#### [Task goal]
Exactly as they appear, output all of the entries.

-----

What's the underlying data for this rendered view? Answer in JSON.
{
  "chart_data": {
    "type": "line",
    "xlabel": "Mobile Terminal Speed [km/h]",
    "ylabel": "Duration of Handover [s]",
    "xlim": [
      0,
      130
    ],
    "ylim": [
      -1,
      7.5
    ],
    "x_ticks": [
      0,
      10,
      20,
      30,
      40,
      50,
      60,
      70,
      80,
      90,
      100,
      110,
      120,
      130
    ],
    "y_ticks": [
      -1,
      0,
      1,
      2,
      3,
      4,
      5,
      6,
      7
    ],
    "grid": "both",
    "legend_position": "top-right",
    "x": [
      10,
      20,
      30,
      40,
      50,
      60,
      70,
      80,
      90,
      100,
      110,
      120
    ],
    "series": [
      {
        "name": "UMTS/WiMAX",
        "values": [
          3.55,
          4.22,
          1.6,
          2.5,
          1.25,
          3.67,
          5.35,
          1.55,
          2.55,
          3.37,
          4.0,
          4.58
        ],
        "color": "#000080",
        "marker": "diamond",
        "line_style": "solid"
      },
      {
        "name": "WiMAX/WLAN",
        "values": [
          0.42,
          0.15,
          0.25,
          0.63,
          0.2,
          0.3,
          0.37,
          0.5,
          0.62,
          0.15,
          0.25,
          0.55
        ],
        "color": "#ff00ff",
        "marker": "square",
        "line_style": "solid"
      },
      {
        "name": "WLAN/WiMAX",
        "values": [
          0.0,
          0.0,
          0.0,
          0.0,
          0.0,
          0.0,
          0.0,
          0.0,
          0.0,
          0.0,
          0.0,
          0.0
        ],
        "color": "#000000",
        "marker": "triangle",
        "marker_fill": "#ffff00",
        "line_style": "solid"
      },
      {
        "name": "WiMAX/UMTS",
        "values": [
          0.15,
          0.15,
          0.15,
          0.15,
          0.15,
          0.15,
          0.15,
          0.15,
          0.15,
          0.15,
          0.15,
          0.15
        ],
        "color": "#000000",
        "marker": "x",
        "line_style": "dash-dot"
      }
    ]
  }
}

-----

#### [Output below]
What's the underlying data for this rendered view? Answer in JSON.
{
  "chart_data": {
    "type": "line",
    "xlabel": "Mobile Terminal Speed [km/h]",
    "ylabel": "Duration of Handover [s]",
    "xlim": [
      0,
      130
    ],
    "ylim": [
      -1,
      7.5
    ],
    "x_ticks": [
      0,
      10,
      20,
      30,
      40,
      50,
      60,
      70,
      80,
      90,
      100,
      110,
      120,
      130
    ],
    "y_ticks": [
      -1,
      0,
      1,
      2,
      3,
      4,
      5,
      6,
      7
    ],
    "grid": "both",
    "legend_position": "top-right",
    "x": [
      10,
      20,
      30,
      40,
      50,
      60,
      70,
      80,
      90,
      100,
      110,
      120
    ],
    "series": [
      {
        "name": "UMTS/WiMAX",
        "values": [
          3.55,
          4.22,
          1.6,
          2.5,
          1.25,
          3.67,
          5.35,
          1.55,
          2.55,
          3.37,
          4.0,
          4.58
        ],
        "color": "#000080",
        "marker": "diamond",
        "line_style": "solid"
      },
      {
        "name": "WiMAX/WLAN",
        "values": [
          0.42,
          0.15,
          0.25,
          0.63,
          0.2,
          0.3,
          0.37,
          0.5,
          0.62,
          0.15,
          0.25,
          0.55
        ],
        "color": "#ff00ff",
        "marker": "square",
        "line_style": "solid"
      },
      {
        "name": "WLAN/WiMAX",
        "values": [
          0.0,
          0.0,
          0.0,
          0.0,
          0.0,
          0.0,
          0.0,
          0.0,
          0.0,
          0.0,
          0.0,
          0.0
        ],
        "color": "#000000",
        "marker": "triangle",
        "marker_fill": "#ffff00",
        "line_style": "solid"
      },
      {
        "name": "WiMAX/UMTS",
        "values": [
          0.15,
          0.15,
          0.15,
          0.15,
          0.15,
          0.15,
          0.15,
          0.15,
          0.15,
          0.15,
          0.15,
          0.15
        ],
        "color": "#000000",
        "marker": "x",
        "line_style": "dash-dot"
      }
    ]
  }
}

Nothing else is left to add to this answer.